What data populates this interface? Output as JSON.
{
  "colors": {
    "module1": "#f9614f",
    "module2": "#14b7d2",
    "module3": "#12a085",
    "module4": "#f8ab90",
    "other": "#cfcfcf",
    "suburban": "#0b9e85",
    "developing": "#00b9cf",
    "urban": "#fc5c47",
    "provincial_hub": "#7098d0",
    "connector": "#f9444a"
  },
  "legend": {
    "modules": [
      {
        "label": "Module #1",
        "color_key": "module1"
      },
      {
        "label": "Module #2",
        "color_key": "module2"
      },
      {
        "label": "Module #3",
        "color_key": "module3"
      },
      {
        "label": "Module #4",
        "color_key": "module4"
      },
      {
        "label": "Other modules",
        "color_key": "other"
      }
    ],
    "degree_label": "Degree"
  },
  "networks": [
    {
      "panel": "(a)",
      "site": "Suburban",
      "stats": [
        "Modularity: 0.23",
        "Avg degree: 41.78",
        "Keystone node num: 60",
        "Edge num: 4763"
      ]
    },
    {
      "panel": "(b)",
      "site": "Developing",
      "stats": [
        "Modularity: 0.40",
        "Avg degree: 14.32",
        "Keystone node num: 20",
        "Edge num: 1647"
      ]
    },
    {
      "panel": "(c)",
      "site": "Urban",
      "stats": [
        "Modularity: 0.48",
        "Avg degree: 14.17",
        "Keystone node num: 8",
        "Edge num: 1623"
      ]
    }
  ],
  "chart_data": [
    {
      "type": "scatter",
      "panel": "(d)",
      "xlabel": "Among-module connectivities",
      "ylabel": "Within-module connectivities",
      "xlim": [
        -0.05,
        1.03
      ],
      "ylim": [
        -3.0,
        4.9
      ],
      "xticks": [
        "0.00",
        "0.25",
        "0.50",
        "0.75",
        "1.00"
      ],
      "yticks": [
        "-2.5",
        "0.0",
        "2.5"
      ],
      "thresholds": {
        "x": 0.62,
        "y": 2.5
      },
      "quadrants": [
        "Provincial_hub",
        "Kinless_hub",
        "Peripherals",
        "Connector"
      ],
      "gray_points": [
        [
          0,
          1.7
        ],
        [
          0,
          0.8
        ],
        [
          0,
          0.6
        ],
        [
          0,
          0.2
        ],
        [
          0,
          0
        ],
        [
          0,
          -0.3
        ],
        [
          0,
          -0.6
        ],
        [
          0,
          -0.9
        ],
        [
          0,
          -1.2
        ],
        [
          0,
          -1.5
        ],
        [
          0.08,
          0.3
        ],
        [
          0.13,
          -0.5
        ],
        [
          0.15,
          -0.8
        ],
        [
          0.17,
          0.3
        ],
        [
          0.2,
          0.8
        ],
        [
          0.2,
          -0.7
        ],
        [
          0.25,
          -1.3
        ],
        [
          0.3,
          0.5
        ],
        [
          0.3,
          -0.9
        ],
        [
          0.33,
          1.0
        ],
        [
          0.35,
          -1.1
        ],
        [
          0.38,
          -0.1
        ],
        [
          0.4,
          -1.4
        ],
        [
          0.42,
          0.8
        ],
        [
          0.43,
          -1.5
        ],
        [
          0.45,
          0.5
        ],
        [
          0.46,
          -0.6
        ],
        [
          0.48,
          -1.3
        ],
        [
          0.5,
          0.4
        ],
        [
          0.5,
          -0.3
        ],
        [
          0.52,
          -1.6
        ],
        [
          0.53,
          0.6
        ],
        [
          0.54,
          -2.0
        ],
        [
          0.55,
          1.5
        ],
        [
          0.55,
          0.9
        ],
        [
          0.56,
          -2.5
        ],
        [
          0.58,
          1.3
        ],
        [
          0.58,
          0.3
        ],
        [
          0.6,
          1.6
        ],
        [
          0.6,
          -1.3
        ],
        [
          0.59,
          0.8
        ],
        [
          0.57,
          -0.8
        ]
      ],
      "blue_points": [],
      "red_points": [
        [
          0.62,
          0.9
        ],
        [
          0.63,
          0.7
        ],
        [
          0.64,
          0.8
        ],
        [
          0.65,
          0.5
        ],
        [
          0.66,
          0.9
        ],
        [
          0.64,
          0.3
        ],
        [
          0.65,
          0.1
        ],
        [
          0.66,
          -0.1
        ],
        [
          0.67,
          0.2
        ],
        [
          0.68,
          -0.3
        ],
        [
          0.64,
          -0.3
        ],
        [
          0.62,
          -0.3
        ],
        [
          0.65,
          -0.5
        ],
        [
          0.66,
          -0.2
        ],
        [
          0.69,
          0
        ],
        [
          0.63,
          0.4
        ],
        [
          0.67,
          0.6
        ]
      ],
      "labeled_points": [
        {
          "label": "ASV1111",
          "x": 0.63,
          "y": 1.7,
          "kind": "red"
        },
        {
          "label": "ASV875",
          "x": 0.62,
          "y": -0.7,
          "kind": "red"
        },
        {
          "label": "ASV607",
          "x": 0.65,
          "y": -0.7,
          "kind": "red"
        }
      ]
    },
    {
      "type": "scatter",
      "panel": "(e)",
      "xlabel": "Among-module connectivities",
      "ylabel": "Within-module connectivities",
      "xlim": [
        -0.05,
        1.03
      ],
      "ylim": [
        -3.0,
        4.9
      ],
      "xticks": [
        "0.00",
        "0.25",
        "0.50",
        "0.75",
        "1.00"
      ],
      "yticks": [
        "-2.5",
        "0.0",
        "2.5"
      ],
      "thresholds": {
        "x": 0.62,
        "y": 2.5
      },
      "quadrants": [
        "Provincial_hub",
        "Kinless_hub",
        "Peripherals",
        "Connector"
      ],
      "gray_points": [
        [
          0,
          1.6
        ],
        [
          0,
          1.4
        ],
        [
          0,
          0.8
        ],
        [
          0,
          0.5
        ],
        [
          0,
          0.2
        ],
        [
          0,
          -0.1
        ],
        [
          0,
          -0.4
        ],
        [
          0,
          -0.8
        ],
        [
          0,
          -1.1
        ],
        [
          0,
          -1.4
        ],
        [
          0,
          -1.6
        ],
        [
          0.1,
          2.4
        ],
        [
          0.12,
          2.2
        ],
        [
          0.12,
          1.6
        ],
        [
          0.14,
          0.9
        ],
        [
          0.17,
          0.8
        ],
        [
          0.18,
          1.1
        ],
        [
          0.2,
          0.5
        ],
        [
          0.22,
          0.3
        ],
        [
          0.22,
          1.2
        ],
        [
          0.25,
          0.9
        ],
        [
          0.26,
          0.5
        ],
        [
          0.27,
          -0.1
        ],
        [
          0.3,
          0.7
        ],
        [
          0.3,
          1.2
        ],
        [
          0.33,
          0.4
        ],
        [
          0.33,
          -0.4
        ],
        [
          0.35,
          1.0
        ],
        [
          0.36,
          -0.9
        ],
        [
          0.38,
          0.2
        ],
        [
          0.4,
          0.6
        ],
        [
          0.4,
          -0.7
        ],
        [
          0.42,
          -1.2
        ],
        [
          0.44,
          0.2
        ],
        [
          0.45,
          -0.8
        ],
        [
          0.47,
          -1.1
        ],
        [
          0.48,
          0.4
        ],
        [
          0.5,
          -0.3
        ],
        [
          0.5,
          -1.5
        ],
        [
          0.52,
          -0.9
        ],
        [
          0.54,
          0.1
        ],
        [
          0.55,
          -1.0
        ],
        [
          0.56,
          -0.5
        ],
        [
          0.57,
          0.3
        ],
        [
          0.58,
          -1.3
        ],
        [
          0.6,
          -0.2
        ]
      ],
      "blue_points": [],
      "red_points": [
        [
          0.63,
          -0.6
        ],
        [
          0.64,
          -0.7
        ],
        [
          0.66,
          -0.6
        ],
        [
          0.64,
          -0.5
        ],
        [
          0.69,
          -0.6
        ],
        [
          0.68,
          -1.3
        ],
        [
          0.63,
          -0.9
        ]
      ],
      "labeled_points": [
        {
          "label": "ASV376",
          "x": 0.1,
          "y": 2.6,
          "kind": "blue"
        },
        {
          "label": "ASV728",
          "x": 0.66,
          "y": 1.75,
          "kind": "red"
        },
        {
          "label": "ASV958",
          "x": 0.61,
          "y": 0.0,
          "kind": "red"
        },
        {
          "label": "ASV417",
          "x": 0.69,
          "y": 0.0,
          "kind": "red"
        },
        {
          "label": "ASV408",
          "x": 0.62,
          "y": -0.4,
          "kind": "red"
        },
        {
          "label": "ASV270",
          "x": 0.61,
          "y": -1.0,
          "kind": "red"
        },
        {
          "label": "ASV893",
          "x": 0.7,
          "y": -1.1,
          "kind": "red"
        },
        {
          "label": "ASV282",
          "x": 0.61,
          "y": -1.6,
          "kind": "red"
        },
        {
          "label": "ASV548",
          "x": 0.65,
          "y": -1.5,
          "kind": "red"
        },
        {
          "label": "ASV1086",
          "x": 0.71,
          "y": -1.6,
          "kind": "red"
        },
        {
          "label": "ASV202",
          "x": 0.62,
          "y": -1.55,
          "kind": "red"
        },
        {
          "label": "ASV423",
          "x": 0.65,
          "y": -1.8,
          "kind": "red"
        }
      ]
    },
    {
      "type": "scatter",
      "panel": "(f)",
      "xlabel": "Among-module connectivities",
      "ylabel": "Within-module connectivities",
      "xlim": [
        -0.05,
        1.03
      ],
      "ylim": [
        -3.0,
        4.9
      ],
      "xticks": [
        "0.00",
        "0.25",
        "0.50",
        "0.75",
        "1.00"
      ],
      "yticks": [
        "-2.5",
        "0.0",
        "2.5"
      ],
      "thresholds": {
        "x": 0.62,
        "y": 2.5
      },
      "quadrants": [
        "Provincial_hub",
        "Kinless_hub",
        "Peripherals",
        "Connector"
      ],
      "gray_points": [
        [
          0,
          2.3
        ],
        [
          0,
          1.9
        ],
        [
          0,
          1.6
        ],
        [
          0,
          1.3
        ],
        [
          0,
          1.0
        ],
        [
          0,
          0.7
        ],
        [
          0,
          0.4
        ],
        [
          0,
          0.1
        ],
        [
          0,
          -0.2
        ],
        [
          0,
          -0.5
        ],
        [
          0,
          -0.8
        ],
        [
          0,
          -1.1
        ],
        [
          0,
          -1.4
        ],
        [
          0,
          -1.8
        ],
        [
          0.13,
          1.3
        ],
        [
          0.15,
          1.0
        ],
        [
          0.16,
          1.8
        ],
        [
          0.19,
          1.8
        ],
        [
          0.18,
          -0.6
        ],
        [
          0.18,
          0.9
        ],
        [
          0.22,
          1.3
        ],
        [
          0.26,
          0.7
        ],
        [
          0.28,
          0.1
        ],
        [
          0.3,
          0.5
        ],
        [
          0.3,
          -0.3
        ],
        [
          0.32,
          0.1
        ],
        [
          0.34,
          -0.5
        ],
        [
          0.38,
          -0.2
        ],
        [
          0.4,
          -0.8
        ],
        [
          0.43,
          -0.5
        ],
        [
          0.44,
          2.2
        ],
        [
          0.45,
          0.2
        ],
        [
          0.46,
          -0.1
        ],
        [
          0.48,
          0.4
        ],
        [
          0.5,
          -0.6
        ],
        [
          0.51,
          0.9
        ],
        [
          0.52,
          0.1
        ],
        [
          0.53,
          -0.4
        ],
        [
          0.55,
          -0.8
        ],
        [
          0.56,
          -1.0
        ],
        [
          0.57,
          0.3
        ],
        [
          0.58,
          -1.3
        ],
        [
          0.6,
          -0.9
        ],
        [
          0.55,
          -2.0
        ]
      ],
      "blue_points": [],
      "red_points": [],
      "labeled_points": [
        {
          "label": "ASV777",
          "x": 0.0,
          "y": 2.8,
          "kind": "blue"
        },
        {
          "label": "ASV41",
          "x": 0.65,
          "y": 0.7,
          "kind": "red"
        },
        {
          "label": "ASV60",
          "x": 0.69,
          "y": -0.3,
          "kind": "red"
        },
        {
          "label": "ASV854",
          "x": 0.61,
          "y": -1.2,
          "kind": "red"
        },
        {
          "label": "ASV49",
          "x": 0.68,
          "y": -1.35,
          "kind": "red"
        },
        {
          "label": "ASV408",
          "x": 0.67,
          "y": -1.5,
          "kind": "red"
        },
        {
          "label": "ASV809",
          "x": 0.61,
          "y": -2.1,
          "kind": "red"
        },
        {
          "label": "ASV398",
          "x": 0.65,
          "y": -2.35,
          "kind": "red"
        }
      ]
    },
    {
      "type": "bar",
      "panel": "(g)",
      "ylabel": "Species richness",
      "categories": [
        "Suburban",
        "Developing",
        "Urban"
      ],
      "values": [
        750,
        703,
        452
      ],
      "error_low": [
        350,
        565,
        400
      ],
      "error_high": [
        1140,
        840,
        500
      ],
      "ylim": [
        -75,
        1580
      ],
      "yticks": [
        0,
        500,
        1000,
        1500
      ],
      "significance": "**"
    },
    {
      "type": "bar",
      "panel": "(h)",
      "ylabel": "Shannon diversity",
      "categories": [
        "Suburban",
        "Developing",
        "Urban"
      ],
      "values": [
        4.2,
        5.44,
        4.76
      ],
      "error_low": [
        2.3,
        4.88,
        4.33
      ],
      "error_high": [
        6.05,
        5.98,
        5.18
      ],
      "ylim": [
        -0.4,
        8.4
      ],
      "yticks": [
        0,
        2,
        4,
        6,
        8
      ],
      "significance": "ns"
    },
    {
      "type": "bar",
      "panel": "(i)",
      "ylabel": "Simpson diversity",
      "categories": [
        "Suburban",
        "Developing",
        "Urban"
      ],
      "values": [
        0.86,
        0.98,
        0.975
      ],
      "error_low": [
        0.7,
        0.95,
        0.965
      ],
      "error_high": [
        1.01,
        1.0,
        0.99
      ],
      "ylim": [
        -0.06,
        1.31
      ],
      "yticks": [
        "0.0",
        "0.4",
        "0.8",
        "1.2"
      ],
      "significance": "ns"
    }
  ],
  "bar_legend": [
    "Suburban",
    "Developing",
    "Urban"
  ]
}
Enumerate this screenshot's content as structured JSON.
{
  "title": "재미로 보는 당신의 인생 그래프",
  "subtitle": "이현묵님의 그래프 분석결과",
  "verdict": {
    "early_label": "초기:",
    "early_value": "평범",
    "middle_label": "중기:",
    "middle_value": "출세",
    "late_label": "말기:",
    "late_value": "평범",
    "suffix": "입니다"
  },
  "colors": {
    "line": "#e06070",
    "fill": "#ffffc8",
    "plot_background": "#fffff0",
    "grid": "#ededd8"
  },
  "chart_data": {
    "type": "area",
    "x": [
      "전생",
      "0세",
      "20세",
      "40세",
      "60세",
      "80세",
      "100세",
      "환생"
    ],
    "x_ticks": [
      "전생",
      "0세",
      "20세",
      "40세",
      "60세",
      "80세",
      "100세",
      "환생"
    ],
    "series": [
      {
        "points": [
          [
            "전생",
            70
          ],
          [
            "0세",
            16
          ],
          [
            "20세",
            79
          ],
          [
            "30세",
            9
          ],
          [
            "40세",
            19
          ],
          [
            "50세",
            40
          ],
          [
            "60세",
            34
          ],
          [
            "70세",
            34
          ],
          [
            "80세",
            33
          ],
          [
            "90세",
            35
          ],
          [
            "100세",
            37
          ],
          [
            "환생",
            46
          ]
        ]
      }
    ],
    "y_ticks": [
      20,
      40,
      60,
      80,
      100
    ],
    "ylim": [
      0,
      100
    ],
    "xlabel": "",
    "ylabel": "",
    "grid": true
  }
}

**********

- _Work to do_:
Reproduce the listing above exactly from the line containing "Enumerate this screenshot's" through its last line, with both of those lines included.

- _Result of the task_:
Enumerate this screenshot's content as structured JSON.
{
  "title": "재미로 보는 당신의 인생 그래프",
  "subtitle": "이현묵님의 그래프 분석결과",
  "verdict": {
    "early_label": "초기:",
    "early_value": "평범",
    "middle_label": "중기:",
    "middle_value": "출세",
    "late_label": "말기:",
    "late_value": "평범",
    "suffix": "입니다"
  },
  "colors": {
    "line": "#e06070",
    "fill": "#ffffc8",
    "plot_background": "#fffff0",
    "grid": "#ededd8"
  },
  "chart_data": {
    "type": "area",
    "x": [
      "전생",
      "0세",
      "20세",
      "40세",
      "60세",
      "80세",
      "100세",
      "환생"
    ],
    "x_ticks": [
      "전생",
      "0세",
      "20세",
      "40세",
      "60세",
      "80세",
      "100세",
      "환생"
    ],
    "series": [
      {
        "points": [
          [
            "전생",
            70
          ],
          [
            "0세",
            16
          ],
          [
            "20세",
            79
          ],
          [
            "30세",
            9
          ],
          [
            "40세",
            19
          ],
          [
            "50세",
            40
          ],
          [
            "60세",
            34
          ],
          [
            "70세",
            34
          ],
          [
            "80세",
            33
          ],
          [
            "90세",
            35
          ],
          [
            "100세",
            37
          ],
          [
            "환생",
            46
          ]
        ]
      }
    ],
    "y_ticks": [
      20,
      40,
      60,
      80,
      100
    ],
    "ylim": [
      0,
      100
    ],
    "xlabel": "",
    "ylabel": "",
    "grid": true
  }
}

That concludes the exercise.